---------- Página ----------

Acórdão Nº 08176552020218205001 de TJRN. Tribunal de Justiça do Rio Grande do Norte, Tribunal Pleno, 20-05-2022

Data de Julgamento20 Maio 2022
Classe processualAPELAÇÃO CÍVEL
Número do processo08176552020218205001
ÓrgãoTribunal Pleno
Tipo de documentoAcórdão

PODER JUDICIÁRIO
TRIBUNAL DE JUSTIÇA DO ESTADO DO RIO GRANDE DO NORTE
SEGUNDA CÂMARA CÍVEL

Processo: APELAÇÃO CÍVEL - 0817655-20.2021.8.20.5001
Polo ativo
KATIA REJANE DO NASCIMENTO e outros
Advogado(s): THIAGO MARQUES CALAZANS DUARTE, MARIA EMILIA GONCALVES DE RUEDA
Polo passivo
PLANINVESTI - ADMINISTRACAO E SERVICOS LTDA. e outros
Advogado(s): MARIA EMILIA GONCALVES DE RUEDA, THIAGO MARQUES CALAZANS DUARTE

Apelação Cível nº 0817655-20.2021.8.20.5001

Apte/Apdo: PLANINVESTI - Administração e Serviços Ltda.

Advogada: Maria Emília Goncalves de Rueda (23748/PE)

Apda/Apte: Katia Rejane do Nascimento

Advogado: Thiago Marques Calazans Duarte (8204/RN)

Relator: Eduardo Pinheiro (Juiz Convocado)


EMENTA: DIREITO DO CONSUMIDOR E PROCESSUAL CIVIL. APELAÇÕES CÍVEIS EM AÇÃO DECLARATÓRIA DE INEXISTÊNCIA DE CLÁUSULA EXPRESSA E REVISÃO CONTRATUAL C/C PEDIDO DE EXIBIÇÃO DE DOCUMENTOS. SENTENÇA QUE JULGOU PARCIALMENTE PROCEDENTE A DEMANDA. RECURSO DA PLANINVESTI: APLICAÇÃO DO CÓDIGO DE DEFESA DO CONSUMIDOR. TAXA DE JUROS REMUNERATÓRIOS. ABUSIVIDADE CONFIGURADA, DIANTE DA INEXISTÊNCIA DE INFORMAÇÃO À CONSUMIDORA. APLICAÇÃO DA TAXA MÉDIA DE MERCADO PARA A MESMA ESPÉCIE DE OPERAÇÃO. RAZOABILIDADE. SÚMULA Nº 530 DO STJ. MANUTENÇÃO DO ÔNUS SUCUMBENCIAL. DECAIMENTO MÍNIMO DO PEDIDO INICIAL. APELAÇÃO CONHECIDA E DESPROVIDA. APELO DA PARTE AUTORA DA DEMANDA: PRETENSÃO DE APLICAÇÃO DO MÉTODO GAUSS, PARA RECALCULAR AS OPERAÇÕES DISCUTIDAS NA LIDE. QUESTÃO DE MATEMÁTICA FINANCEIRA QUE EXTRAPOLA O CAMPO JURÍDICO. AUSÊNCIA DE EXAME APROFUNDADO NA FASE DE CONHECIMENTO. NECESSIDADE DE SER DEFINIDA EM LIQUIDAÇÃO DE SENTENÇA. PEDIDO DE RESTITUIÇÃO EM DOBRO DO INDÉBITO. CABIMENTO. OBSERVÂNCIA DO DISPOSTO NO ARTIGO 42, PARÁGRAFO ÚNICO, DO CDC. RECURSO CONHECIDO E PARCIALMENTE PROVIDO.

---------- Dados de origem ----------

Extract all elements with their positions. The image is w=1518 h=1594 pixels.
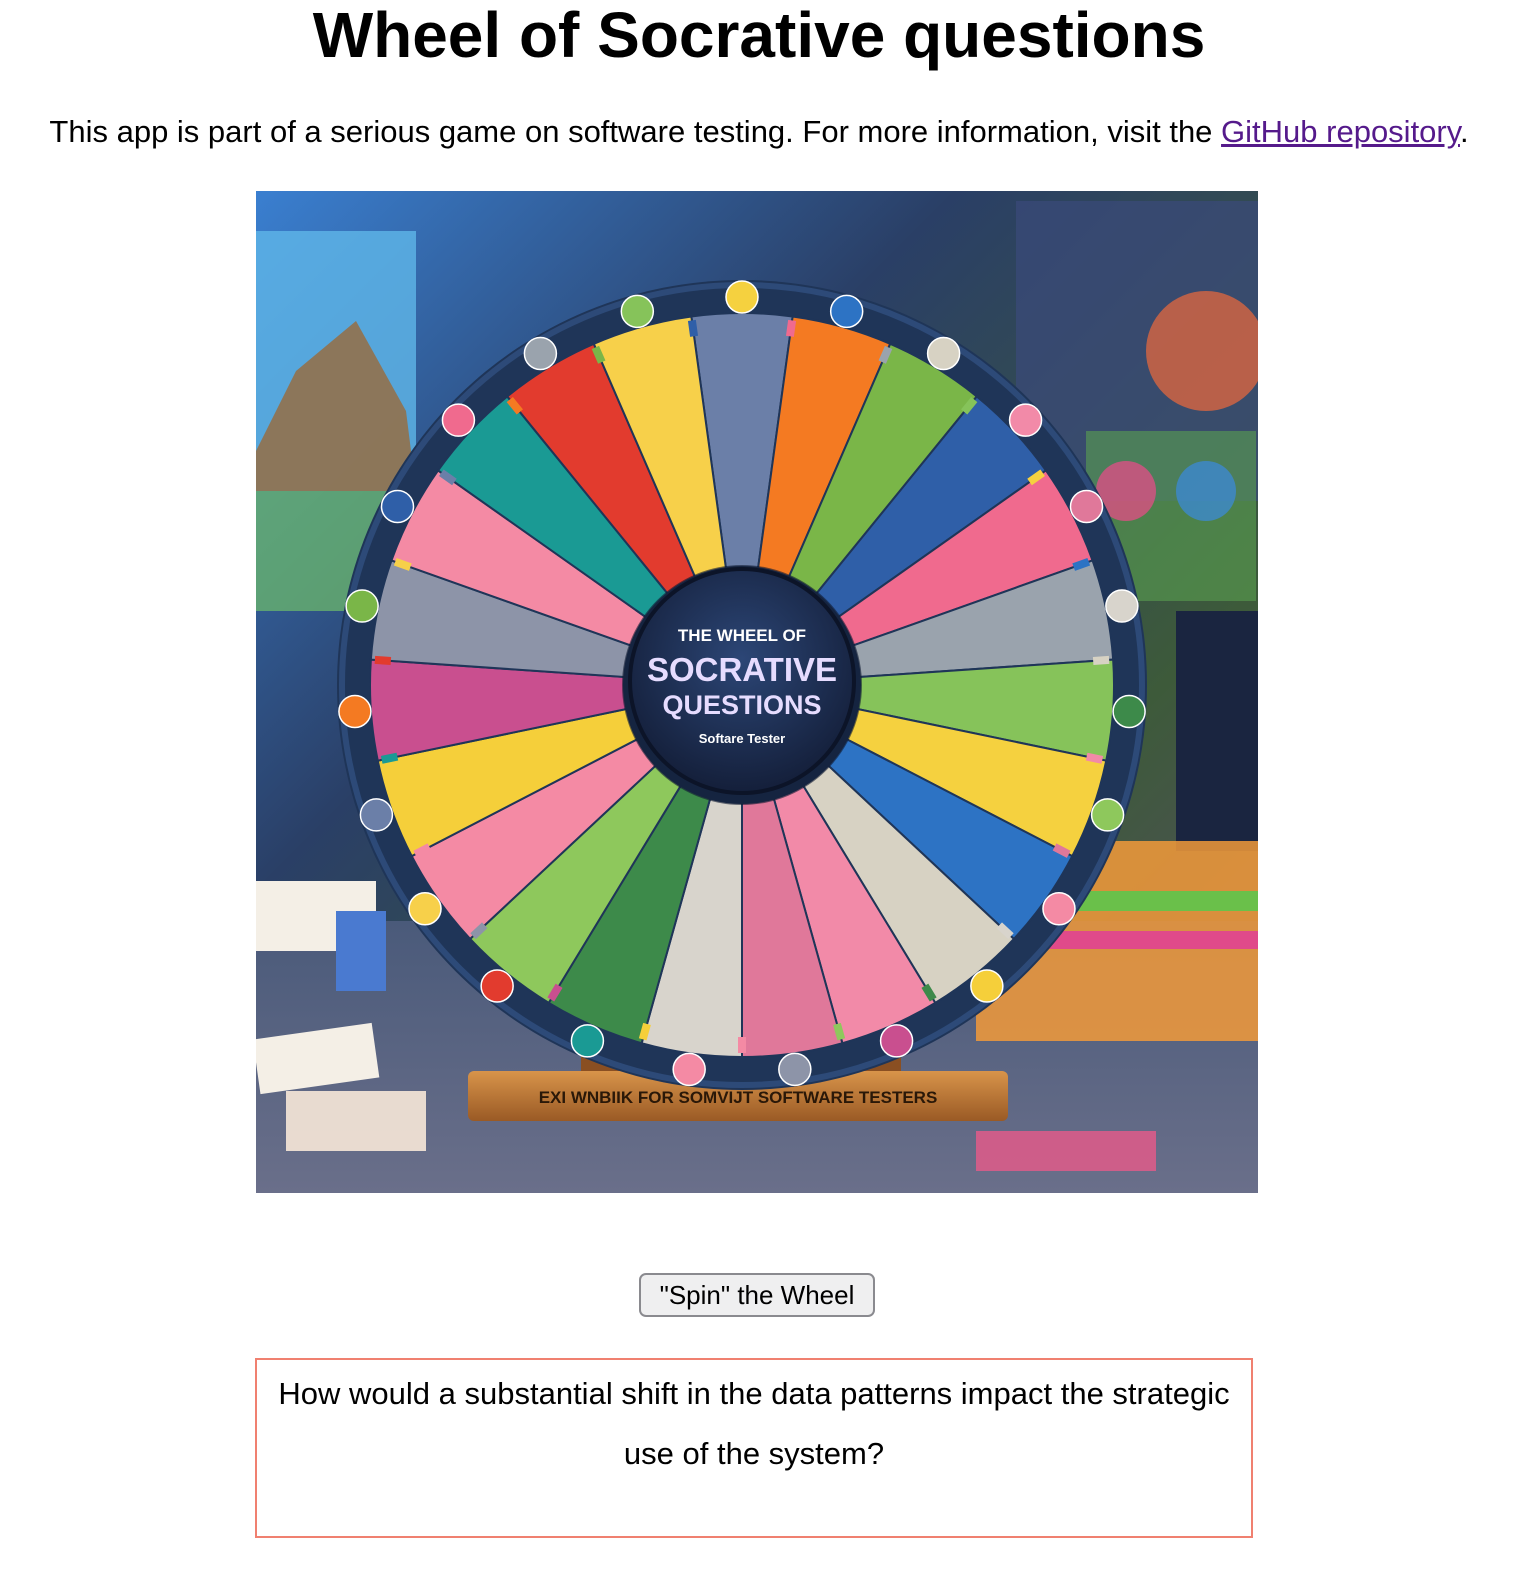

----------

Tarefas a realizar
1. Liste todas as pessoas físicas nomeadas no acórdão.
2. Transcreva do acórdão tudo o que vai desde "Processo: APELAÇÃO CÍVEL" até "de Rueda (23748/PE)".
A listagem provém de uma fonte diferente da do acórdão.

Resultados por tarefa
1.
Katia Rejane do Nascimento
Thiago Marques Calazans Duarte
Maria Emília Goncalves de Rueda
Eduardo Pinheiro

2.
Processo: APELAÇÃO CÍVEL - 0817655-20.2021.8.20.5001
Polo ativo
KATIA REJANE DO NASCIMENTO e outros
Advogado(s): THIAGO MARQUES CALAZANS DUARTE, MARIA EMILIA GONCALVES DE RUEDA
Polo passivo
PLANINVESTI - ADMINISTRACAO E SERVICOS LTDA. e outros
Advogado(s): MARIA EMILIA GONCALVES DE RUEDA, THIAGO MARQUES CALAZANS DUARTE

Apelação Cível nº 0817655-20.2021.8.20.5001

Apte/Apdo: PLANINVESTI - Administração e Serviços Ltda.

Advogada: Maria Emília Goncalves de Rueda (23748/PE)